# Directive
Print the complete set of entries exactly.

● ● ●

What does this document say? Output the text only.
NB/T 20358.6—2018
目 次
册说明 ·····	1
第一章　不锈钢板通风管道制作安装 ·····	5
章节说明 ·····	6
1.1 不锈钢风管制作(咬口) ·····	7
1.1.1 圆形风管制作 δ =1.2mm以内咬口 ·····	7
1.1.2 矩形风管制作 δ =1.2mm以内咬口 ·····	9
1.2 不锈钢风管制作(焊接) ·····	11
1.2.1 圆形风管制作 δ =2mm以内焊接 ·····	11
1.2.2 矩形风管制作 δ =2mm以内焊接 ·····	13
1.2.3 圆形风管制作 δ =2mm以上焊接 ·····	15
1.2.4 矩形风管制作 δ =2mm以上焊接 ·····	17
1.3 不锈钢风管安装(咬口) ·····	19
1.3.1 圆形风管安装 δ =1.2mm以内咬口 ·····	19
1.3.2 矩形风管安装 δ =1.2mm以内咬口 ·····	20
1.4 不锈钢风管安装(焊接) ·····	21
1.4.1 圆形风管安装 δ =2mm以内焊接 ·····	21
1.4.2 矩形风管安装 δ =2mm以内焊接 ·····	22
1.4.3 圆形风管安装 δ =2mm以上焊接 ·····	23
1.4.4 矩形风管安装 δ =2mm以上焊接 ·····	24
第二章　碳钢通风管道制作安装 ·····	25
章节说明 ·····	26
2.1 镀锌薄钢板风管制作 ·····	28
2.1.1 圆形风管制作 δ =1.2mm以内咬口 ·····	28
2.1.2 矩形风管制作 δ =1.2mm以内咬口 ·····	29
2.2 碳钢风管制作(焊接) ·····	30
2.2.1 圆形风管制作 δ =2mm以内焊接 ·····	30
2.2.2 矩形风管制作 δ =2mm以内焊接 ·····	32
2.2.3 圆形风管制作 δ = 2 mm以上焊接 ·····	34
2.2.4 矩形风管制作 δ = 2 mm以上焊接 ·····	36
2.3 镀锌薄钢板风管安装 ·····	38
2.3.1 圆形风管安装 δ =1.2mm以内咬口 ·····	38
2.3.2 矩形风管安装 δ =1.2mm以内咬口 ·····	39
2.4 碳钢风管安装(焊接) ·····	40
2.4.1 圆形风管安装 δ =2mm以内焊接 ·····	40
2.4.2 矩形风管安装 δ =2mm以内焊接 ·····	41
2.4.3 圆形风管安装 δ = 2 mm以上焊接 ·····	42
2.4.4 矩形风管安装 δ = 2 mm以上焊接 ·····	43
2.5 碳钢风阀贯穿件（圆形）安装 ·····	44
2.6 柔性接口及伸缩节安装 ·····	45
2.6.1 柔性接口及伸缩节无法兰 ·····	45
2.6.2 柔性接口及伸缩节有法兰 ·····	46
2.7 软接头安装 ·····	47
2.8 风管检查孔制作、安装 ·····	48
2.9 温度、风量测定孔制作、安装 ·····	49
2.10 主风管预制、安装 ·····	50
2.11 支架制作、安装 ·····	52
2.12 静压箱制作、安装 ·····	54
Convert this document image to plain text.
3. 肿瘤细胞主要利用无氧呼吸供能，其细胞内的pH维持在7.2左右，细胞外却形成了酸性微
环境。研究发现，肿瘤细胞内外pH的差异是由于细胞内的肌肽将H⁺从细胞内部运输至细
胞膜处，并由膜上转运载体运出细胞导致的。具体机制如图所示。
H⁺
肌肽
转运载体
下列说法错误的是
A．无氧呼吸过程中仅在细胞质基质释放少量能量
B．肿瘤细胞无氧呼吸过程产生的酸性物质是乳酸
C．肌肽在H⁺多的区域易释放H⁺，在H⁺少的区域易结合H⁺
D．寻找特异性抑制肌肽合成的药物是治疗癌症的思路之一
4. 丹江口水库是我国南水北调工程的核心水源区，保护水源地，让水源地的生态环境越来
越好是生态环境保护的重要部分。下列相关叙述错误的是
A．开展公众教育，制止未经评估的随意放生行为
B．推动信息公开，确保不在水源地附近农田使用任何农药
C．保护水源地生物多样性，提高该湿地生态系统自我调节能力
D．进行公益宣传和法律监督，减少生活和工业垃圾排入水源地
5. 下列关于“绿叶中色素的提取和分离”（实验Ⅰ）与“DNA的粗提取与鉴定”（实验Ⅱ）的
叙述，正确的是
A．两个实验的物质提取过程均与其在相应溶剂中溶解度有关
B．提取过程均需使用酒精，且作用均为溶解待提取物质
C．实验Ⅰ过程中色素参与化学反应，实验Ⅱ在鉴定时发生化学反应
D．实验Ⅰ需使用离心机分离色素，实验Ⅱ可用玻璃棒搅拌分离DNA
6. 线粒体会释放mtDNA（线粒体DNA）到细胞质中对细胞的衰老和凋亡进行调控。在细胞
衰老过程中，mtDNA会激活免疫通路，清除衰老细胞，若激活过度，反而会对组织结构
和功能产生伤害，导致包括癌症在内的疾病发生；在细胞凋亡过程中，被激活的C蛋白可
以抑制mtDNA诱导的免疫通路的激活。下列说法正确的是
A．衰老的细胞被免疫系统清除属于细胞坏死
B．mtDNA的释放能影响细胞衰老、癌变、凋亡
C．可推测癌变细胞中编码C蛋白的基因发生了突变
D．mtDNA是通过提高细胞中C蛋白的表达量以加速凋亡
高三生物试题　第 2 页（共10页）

● ● ●

# Worked solution
What does this document say? Output the text only.
NB/T 20358.6—2018
目 次
册说明 ·····	1
第一章　不锈钢板通风管道制作安装 ·····	5
章节说明 ·····	6
1.1 不锈钢风管制作(咬口) ·····	7
1.1.1 圆形风管制作 δ =1.2mm以内咬口 ·····	7
1.1.2 矩形风管制作 δ =1.2mm以内咬口 ·····	9
1.2 不锈钢风管制作(焊接) ·····	11
1.2.1 圆形风管制作 δ =2mm以内焊接 ·····	11
1.2.2 矩形风管制作 δ =2mm以内焊接 ·····	13
1.2.3 圆形风管制作 δ =2mm以上焊接 ·····	15
1.2.4 矩形风管制作 δ =2mm以上焊接 ·····	17
1.3 不锈钢风管安装(咬口) ·····	19
1.3.1 圆形风管安装 δ =1.2mm以内咬口 ·····	19
1.3.2 矩形风管安装 δ =1.2mm以内咬口 ·····	20
1.4 不锈钢风管安装(焊接) ·····	21
1.4.1 圆形风管安装 δ =2mm以内焊接 ·····	21
1.4.2 矩形风管安装 δ =2mm以内焊接 ·····	22
1.4.3 圆形风管安装 δ =2mm以上焊接 ·····	23
1.4.4 矩形风管安装 δ =2mm以上焊接 ·····	24
第二章　碳钢通风管道制作安装 ·····	25
章节说明 ·····	26
2.1 镀锌薄钢板风管制作 ·····	28
2.1.1 圆形风管制作 δ =1.2mm以内咬口 ·····	28
2.1.2 矩形风管制作 δ =1.2mm以内咬口 ·····	29
2.2 碳钢风管制作(焊接) ·····	30
2.2.1 圆形风管制作 δ =2mm以内焊接 ·····	30
2.2.2 矩形风管制作 δ =2mm以内焊接 ·····	32
2.2.3 圆形风管制作 δ = 2 mm以上焊接 ·····	34
2.2.4 矩形风管制作 δ = 2 mm以上焊接 ·····	36
2.3 镀锌薄钢板风管安装 ·····	38
2.3.1 圆形风管安装 δ =1.2mm以内咬口 ·····	38
2.3.2 矩形风管安装 δ =1.2mm以内咬口 ·····	39
2.4 碳钢风管安装(焊接) ·····	40
2.4.1 圆形风管安装 δ =2mm以内焊接 ·····	40
2.4.2 矩形风管安装 δ =2mm以内焊接 ·····	41
2.4.3 圆形风管安装 δ = 2 mm以上焊接 ·····	42
2.4.4 矩形风管安装 δ = 2 mm以上焊接 ·····	43
2.5 碳钢风阀贯穿件（圆形）安装 ·····	44
2.6 柔性接口及伸缩节安装 ·····	45
2.6.1 柔性接口及伸缩节无法兰 ·····	45
2.6.2 柔性接口及伸缩节有法兰 ·····	46
2.7 软接头安装 ·····	47
2.8 风管检查孔制作、安装 ·····	48
2.9 温度、风量测定孔制作、安装 ·····	49
2.10 主风管预制、安装 ·····	50
2.11 支架制作、安装 ·····	52
2.12 静压箱制作、安装 ·····	54
Convert this document image to plain text.
3. 肿瘤细胞主要利用无氧呼吸供能，其细胞内的pH维持在7.2左右，细胞外却形成了酸性微
环境。研究发现，肿瘤细胞内外pH的差异是由于细胞内的肌肽将H⁺从细胞内部运输至细
胞膜处，并由膜上转运载体运出细胞导致的。具体机制如图所示。
H⁺
肌肽
转运载体
下列说法错误的是
A．无氧呼吸过程中仅在细胞质基质释放少量能量
B．肿瘤细胞无氧呼吸过程产生的酸性物质是乳酸
C．肌肽在H⁺多的区域易释放H⁺，在H⁺少的区域易结合H⁺
D．寻找特异性抑制肌肽合成的药物是治疗癌症的思路之一
4. 丹江口水库是我国南水北调工程的核心水源区，保护水源地，让水源地的生态环境越来
越好是生态环境保护的重要部分。下列相关叙述错误的是
A．开展公众教育，制止未经评估的随意放生行为
B．推动信息公开，确保不在水源地附近农田使用任何农药
C．保护水源地生物多样性，提高该湿地生态系统自我调节能力
D．进行公益宣传和法律监督，减少生活和工业垃圾排入水源地
5. 下列关于“绿叶中色素的提取和分离”（实验Ⅰ）与“DNA的粗提取与鉴定”（实验Ⅱ）的
叙述，正确的是
A．两个实验的物质提取过程均与其在相应溶剂中溶解度有关
B．提取过程均需使用酒精，且作用均为溶解待提取物质
C．实验Ⅰ过程中色素参与化学反应，实验Ⅱ在鉴定时发生化学反应
D．实验Ⅰ需使用离心机分离色素，实验Ⅱ可用玻璃棒搅拌分离DNA
6. 线粒体会释放mtDNA（线粒体DNA）到细胞质中对细胞的衰老和凋亡进行调控。在细胞
衰老过程中，mtDNA会激活免疫通路，清除衰老细胞，若激活过度，反而会对组织结构
和功能产生伤害，导致包括癌症在内的疾病发生；在细胞凋亡过程中，被激活的C蛋白可
以抑制mtDNA诱导的免疫通路的激活。下列说法正确的是
A．衰老的细胞被免疫系统清除属于细胞坏死
B．mtDNA的释放能影响细胞衰老、癌变、凋亡
C．可推测癌变细胞中编码C蛋白的基因发生了突变
D．mtDNA是通过提高细胞中C蛋白的表达量以加速凋亡
高三生物试题　第 2 页（共10页）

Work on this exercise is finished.